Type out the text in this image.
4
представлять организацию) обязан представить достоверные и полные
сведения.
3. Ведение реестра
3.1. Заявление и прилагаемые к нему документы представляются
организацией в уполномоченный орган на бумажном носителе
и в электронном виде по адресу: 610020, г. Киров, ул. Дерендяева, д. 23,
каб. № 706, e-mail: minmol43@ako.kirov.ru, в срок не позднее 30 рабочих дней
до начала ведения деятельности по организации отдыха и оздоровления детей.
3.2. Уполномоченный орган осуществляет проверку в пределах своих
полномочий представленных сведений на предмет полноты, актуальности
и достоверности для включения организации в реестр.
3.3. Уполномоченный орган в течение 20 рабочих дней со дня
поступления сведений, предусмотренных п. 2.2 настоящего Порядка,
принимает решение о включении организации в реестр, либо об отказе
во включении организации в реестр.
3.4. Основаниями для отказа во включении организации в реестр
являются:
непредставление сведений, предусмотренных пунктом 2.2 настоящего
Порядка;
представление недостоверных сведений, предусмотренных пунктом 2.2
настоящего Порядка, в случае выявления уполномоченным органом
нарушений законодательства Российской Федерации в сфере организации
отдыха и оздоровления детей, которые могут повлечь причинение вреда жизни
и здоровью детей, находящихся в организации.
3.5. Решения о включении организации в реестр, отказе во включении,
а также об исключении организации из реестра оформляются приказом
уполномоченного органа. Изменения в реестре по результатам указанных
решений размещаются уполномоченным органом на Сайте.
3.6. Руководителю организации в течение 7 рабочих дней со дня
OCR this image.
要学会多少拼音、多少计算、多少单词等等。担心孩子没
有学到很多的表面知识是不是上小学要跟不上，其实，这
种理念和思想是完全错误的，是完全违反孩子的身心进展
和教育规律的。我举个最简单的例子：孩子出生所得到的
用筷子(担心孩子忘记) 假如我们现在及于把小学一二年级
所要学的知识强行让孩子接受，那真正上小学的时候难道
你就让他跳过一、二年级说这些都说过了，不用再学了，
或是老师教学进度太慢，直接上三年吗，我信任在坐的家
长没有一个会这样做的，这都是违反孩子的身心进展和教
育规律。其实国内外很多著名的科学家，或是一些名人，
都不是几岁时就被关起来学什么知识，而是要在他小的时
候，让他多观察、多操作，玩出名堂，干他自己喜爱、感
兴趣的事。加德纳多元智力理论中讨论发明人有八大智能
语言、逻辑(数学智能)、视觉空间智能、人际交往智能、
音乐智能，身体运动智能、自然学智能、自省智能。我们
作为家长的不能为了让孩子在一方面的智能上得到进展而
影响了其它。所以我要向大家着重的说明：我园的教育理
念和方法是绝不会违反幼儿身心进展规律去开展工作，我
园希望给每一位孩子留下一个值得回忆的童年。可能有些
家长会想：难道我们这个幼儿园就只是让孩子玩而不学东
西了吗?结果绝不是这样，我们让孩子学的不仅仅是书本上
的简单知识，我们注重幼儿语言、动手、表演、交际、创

______________________________

TASK
Look through the entries and find each line that has the string "пунктом". Copy those lines.

TASK RESPONSE
непредставление сведений, предусмотренных пунктом 2.2 настоящего
представление недостоверных сведений, предусмотренных пунктом 2.2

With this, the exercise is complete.